- [EXERCISE TASK A]
According to the piece on Larry Moh, in what year did he sell Universal to Masco?
- [EXERCISE TASK B]
Rewrite the paragraph beginning "He manufactured bedroom, dining and occasional furniture" in the piece on Larry Moh as a short list of its main facts.
- [EXERCISE TASK C]
From the piece on Larry Moh, pull out the passage from "Larry was a visionary;" up to and including "in our industry.", word for word.

- [EXTRACTED TEXT]
--- Begin ---

ImageI'm sure many of you remember the name Larry Moh. You may not have met him personally but his contributions to the furniture industry are without parallel. Larry was a Chinese businessman, who turned his Hong Kong-based plywood company into a global empire with the creation of a company in 1959 he called Universal Furniture.

He manufactured bedroom, dining and occasional furniture in Taiwan and exported it unassembled to countries around the world. This concept revolutionized the American furniture industry. He sold Universal to Masco in 1989 and later established Plantation Timber Products and Fine Furniture Manufacturing & Design.

Larry was a visionary; a man ahead of his time. He was also a very caring individual. He came to me many years ago and asked for a favour. He said America had been very good to him and he wanted to do something to encourage our young people to make their career in home furnishings. The furniture industry was his passion.  He wanted to establish a scholarship fund that would allow America's brightest students to attend the college or university of their choice to major in a field that would prepare them to be leaders in our industry.

I have been privileged to chair the Celia Moh Scholarship committee since its inception in 2001. The scholarship is named for Larry's beloved wife, Celia, who lives today in Shanghai. Larry passed away in 2002 at age 76.  Today, Larry's son, Michael, heads Fine Furniture & Design in Shanghai.

Every year our committee reads dozens of scholarship applications from students who wish to major in some aspect of home furnishings: furniture design, interior design, manufacturing, logistics as well as sales and marketing. Each applicant writes an essay of why he or she wants to be a part of our great industry. I would like to share of few of their thoughts and aspirations with you.

From an industrial design major: "‘Have nothing in your house that you do not know to be useful or believe to be beautiful.' This quote, from William Morris, is one of my favourites. However, items in the home must be useful AND beautiful. I want to design furniture, home accessories, or products to make useful and beautiful objects. There is no reason why an object that serves an ordinary, functional, purpose should not delight or enrich the user's experience through its visual appearance as well."

A furniture design major: "I find most attractive the idea that the furniture I design, that comes from within and is part of me, will eventually outlive me. The idea of creating something that families may pass down for generations gives me an incredible feeling of accomplishment."

--- End ---

- [INFORMATION SUPPLIED]
--- Begin ---

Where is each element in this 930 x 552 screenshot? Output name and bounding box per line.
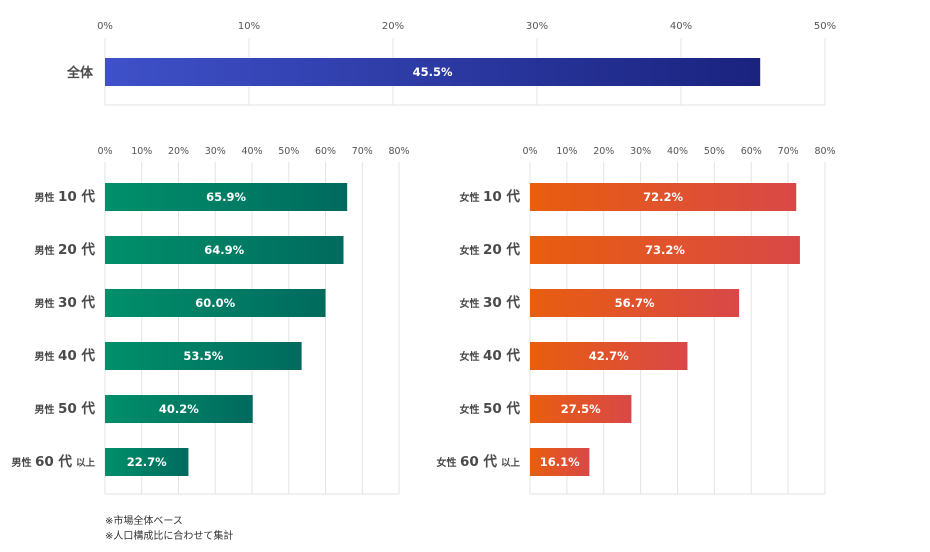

--- End ---

- [CORRECT RESPONSE A]
1989

- [CORRECT RESPONSE B]
- Larry Moh made bedroom, dining and occasional furniture in Taiwan.
- He shipped it unassembled to countries around the world.
- This idea revolutionized the American furniture industry.
- He sold Universal to Masco in 1989.
- He later set up Plantation Timber Products and Fine Furniture Manufacturing & Design.

- [CORRECT RESPONSE C]
Larry was a visionary; a man ahead of his time. He was also a very caring individual. He came to me many years ago and asked for a favour. He said America had been very good to him and he wanted to do something to encourage our young people to make their career in home furnishings. The furniture industry was his passion.  He wanted to establish a scholarship fund that would allow America's brightest students to attend the college or university of their choice to major in a field that would prepare them to be leaders in our industry.